WORK TO DO ▸
(a) In the forum thread, what line does karl11 say to add to /etc/modules.autoload?
(b) In the forum thread, write out the passage starting with "# USB Mouse, nVidia" and going on through "working with X?", replacing "Gentoo" with "Debian" each time it occurs.
(c) In the forum thread, condense the paragraph that begins "Hey. It's not an uncommon setup at all" into a short bulleted list that keeps its main facts.

PASSAGE SHOWN ▸

***

# USB Mouse, nVidia GeForce 2 Video Card.. not uncommon..

## frachel

This is a very common setup. Exactly what to I need to do to get Gentoo working with X?

----------

## karl11

Hey. It's not an uncommon setup at all. In fact, I share the same setup and have the whole thing working. Unfortunately, I am currently on an SGI O2 at work instead of my Gentoo Linux box at home. When I get home tonight, I will post important parts of my XF86Config file along with an explanation of how to use xf86config to make one for your own computer. I am assuming you have x installed. For right now though, to get the nvidia card working, please do the following:

emerge nvidia-kernel && nvidia-glx

and add the following line to /etc/modules.autoload:

NVdriver

I am looking forward to helping you out on this one!

Karl Abbott

----------

## frachel

Thanks, I'll do those 2 things tonight and see how it goes.

----------

## karl11

Please note that doing the above instructions will only install the driver and the NVidia GLX extensions, they will not automatically fix your X woes. Should have more within the next 6-7 hours.

Karl

----------

## frachel

Yeah figured that.. If only XFree86 -configure would be able to create a working file (can never find mouse)..

***

STORED DATA ▸
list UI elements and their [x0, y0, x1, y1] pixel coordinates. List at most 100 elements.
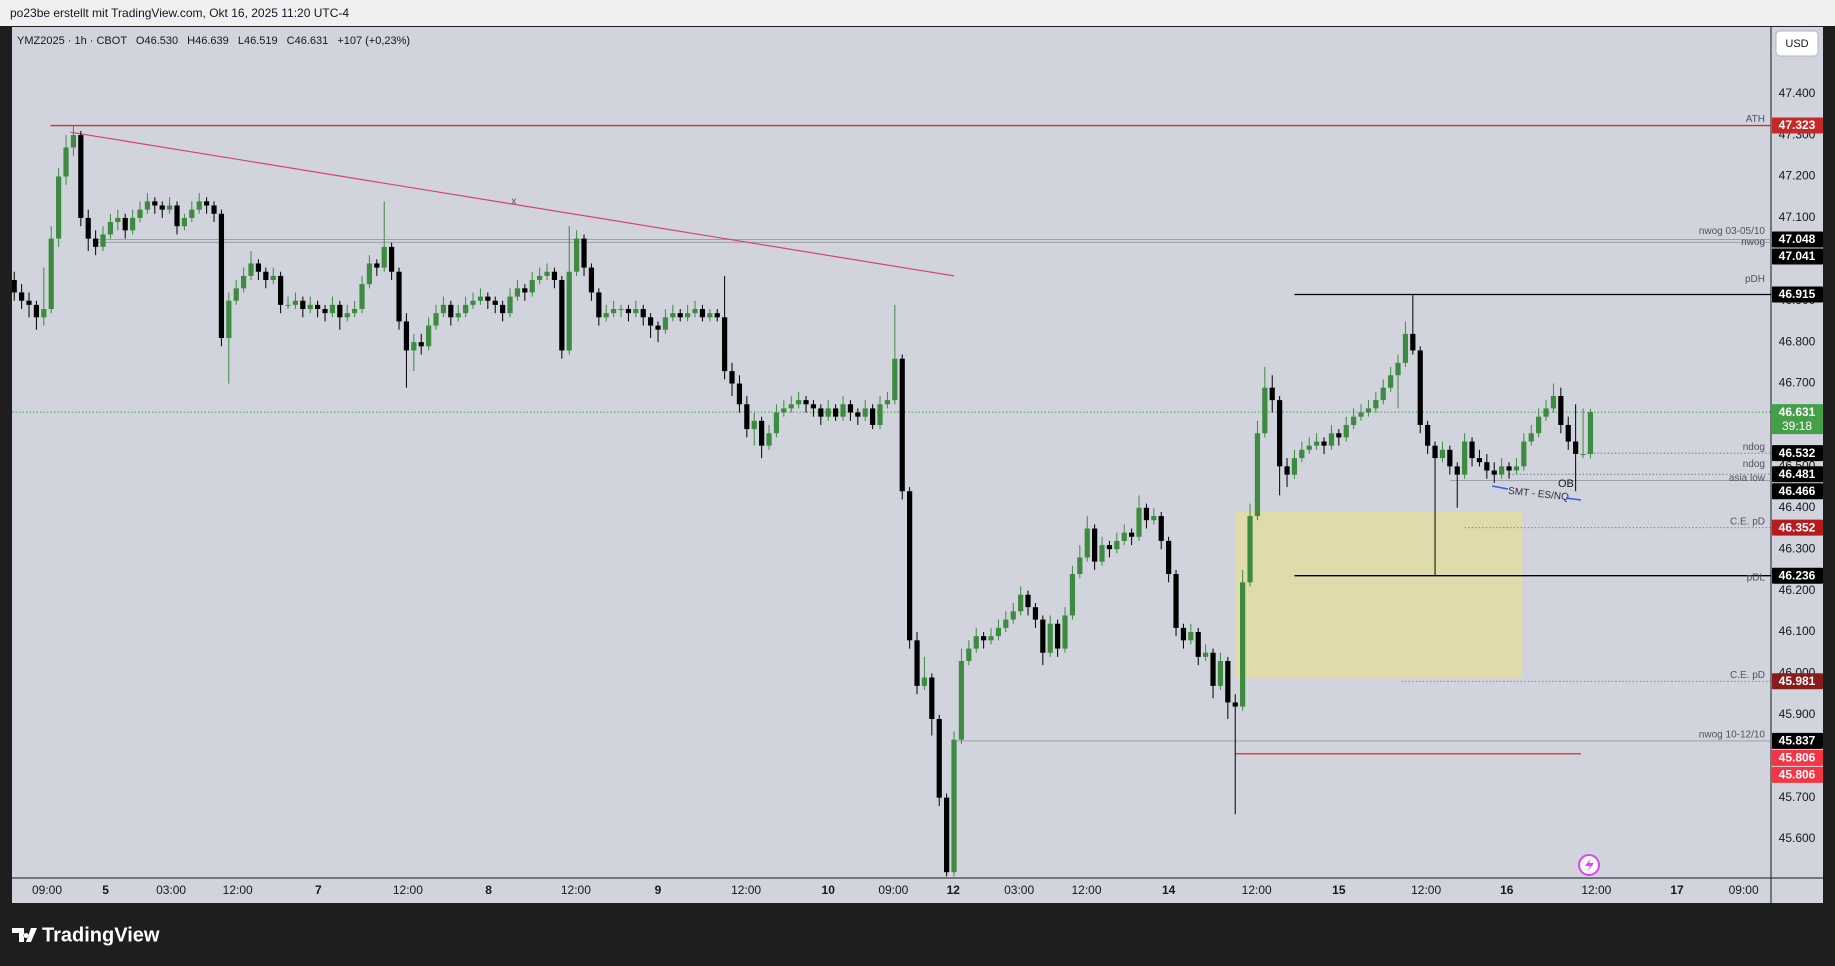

***

RESPONSES FOR EACH TASK ▸
(a) NVdriver

(b)
# USB Mouse, nVidia GeForce 2 Video Card.. not uncommon..

## frachel

This is a very common setup. Exactly what to I need to do to get Debian working with X?

(c)
- The writer has the same setup and has it all working.
- The writer is currently on an SGI O2 at work, not the Gentoo Linux box at home.
- That night, the writer will post important parts of the XF86Config file and explain how to use xf86config to make one.
- The writer assumes X is already installed.
- Steps to get the nvidia card working in the meantime follow.